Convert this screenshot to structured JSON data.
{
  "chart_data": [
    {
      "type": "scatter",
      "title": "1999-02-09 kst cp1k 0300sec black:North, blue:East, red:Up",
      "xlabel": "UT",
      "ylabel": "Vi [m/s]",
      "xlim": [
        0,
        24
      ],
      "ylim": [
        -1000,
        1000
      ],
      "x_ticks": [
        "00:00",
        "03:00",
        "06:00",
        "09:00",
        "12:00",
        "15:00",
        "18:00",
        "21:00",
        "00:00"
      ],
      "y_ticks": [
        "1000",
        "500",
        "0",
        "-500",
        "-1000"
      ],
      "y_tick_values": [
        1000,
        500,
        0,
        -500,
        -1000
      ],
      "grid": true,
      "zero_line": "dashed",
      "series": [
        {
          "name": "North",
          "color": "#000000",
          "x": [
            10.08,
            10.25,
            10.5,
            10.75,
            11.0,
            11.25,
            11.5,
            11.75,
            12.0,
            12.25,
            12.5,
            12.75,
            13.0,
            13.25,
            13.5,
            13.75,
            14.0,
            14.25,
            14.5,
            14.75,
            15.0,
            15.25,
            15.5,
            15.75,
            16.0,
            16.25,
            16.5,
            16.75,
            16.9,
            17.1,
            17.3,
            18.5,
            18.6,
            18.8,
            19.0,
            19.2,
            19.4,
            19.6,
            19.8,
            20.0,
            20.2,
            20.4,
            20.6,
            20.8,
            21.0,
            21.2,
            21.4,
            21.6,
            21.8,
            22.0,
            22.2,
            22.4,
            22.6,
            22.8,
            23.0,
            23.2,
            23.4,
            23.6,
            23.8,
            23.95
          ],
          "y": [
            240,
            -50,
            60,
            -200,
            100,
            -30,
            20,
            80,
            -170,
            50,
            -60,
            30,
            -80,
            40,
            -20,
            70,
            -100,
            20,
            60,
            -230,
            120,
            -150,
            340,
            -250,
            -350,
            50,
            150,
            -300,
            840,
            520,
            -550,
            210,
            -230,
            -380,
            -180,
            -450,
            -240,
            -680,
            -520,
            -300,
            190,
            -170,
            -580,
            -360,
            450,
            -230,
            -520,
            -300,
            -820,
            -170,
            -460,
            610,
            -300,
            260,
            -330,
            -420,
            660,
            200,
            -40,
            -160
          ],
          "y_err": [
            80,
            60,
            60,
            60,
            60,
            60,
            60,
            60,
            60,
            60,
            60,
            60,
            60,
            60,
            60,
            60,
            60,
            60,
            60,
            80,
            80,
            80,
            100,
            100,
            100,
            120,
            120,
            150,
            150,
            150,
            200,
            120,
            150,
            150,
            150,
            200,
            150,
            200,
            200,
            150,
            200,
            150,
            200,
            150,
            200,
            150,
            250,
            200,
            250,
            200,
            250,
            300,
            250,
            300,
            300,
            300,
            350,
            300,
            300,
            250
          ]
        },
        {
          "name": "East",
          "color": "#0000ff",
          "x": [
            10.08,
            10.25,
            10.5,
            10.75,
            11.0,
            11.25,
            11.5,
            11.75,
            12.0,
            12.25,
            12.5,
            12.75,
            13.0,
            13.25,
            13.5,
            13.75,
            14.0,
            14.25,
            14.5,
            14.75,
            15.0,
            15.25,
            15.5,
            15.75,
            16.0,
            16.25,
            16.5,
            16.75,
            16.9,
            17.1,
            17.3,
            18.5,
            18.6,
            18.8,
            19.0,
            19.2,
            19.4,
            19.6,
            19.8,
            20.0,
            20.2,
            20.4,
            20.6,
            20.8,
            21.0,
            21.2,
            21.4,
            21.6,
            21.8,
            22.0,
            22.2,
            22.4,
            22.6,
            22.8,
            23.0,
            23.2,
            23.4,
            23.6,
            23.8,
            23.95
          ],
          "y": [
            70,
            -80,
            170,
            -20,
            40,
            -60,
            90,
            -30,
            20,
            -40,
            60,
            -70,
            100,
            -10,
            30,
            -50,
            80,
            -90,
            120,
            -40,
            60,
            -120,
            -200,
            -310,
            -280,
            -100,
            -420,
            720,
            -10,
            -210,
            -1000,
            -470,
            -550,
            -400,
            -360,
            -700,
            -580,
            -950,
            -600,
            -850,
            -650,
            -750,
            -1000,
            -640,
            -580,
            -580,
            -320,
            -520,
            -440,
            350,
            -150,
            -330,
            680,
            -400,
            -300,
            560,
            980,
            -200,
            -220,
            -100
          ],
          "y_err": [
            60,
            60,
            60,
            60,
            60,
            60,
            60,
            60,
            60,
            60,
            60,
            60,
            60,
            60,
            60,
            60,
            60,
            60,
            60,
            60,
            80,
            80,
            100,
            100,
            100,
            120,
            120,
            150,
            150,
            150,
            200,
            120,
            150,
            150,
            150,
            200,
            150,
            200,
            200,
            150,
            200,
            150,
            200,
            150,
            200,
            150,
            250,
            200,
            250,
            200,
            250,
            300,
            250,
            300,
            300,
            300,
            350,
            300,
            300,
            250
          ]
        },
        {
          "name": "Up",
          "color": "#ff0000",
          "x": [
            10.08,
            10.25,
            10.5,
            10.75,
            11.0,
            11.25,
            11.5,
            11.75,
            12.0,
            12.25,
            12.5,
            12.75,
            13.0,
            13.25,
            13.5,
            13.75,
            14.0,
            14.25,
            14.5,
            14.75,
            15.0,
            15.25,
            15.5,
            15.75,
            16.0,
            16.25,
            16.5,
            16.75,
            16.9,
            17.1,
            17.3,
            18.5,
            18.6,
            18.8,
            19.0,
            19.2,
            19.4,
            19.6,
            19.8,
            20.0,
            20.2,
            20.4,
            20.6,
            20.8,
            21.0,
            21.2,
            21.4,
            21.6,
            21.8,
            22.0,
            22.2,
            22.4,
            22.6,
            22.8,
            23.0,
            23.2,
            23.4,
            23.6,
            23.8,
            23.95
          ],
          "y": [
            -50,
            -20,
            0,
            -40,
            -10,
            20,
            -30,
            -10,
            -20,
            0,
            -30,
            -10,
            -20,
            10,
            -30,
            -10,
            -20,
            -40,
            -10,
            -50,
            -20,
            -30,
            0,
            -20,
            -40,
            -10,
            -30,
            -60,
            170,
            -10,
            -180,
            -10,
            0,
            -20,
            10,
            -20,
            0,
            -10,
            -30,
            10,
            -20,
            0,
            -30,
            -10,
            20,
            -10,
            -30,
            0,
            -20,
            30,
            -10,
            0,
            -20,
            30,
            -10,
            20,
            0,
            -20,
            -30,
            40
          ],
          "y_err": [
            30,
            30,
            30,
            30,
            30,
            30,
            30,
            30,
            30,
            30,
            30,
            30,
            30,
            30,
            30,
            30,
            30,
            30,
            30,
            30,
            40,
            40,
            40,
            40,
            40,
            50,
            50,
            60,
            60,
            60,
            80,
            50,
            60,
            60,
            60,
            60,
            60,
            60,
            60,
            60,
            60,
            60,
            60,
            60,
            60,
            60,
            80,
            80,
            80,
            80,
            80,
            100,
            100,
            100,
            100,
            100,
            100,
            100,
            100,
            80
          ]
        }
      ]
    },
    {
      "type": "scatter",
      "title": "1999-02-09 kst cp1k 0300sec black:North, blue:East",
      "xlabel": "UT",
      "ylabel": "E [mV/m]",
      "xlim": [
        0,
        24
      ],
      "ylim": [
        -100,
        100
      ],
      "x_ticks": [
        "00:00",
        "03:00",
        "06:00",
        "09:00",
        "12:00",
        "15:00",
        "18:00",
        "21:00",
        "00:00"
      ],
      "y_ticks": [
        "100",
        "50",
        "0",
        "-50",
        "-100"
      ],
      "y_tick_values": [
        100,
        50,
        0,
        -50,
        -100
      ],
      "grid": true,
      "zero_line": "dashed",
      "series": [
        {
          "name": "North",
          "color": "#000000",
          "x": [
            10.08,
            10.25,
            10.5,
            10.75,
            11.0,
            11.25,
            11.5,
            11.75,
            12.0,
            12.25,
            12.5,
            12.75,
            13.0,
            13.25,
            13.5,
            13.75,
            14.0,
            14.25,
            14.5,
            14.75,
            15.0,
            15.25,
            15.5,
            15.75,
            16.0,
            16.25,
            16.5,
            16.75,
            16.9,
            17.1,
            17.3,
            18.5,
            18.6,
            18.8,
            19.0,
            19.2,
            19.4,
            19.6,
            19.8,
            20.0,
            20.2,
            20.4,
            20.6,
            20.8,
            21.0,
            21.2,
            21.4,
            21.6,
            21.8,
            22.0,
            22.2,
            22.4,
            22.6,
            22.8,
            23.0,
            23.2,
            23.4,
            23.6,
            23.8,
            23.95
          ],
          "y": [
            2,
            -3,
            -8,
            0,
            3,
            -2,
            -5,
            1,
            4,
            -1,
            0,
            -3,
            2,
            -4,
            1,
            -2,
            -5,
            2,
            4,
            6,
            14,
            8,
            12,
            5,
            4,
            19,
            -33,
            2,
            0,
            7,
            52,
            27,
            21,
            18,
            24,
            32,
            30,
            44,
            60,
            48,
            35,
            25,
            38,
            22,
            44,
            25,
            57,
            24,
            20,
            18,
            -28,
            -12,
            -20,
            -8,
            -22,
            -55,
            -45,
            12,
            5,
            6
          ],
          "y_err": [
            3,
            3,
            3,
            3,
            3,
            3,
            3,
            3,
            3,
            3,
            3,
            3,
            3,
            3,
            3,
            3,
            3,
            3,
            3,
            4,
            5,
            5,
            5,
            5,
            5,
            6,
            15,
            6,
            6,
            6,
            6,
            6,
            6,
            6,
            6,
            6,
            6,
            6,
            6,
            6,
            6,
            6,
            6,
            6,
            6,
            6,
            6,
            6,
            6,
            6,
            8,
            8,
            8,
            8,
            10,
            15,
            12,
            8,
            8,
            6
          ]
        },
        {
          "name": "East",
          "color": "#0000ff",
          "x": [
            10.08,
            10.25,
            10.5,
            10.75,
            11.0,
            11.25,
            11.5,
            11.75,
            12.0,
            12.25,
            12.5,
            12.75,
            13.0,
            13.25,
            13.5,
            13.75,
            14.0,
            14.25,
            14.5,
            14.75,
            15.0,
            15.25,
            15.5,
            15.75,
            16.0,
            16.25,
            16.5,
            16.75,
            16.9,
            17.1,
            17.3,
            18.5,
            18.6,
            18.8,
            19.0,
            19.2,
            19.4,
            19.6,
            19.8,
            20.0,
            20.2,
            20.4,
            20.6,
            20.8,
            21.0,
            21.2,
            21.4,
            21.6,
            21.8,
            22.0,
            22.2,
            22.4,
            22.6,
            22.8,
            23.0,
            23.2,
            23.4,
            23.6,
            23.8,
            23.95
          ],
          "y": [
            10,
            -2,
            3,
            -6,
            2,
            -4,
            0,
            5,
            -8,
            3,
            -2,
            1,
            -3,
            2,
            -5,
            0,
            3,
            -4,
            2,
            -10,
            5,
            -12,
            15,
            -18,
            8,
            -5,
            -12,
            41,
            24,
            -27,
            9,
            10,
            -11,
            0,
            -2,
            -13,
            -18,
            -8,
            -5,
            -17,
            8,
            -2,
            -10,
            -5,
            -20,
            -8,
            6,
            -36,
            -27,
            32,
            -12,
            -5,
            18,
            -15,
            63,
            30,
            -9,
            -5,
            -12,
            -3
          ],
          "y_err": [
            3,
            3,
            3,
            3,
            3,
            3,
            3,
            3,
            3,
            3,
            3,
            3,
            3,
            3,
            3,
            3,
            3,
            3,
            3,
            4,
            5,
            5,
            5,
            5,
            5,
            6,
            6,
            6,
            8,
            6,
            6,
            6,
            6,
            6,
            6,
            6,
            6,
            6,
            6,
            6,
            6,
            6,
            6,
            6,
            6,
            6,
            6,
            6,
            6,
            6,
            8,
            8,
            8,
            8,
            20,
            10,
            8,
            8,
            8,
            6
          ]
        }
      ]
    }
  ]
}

---+---

Of the lines in this listing, how many contain "black"? Reply with the number and nothing more.

2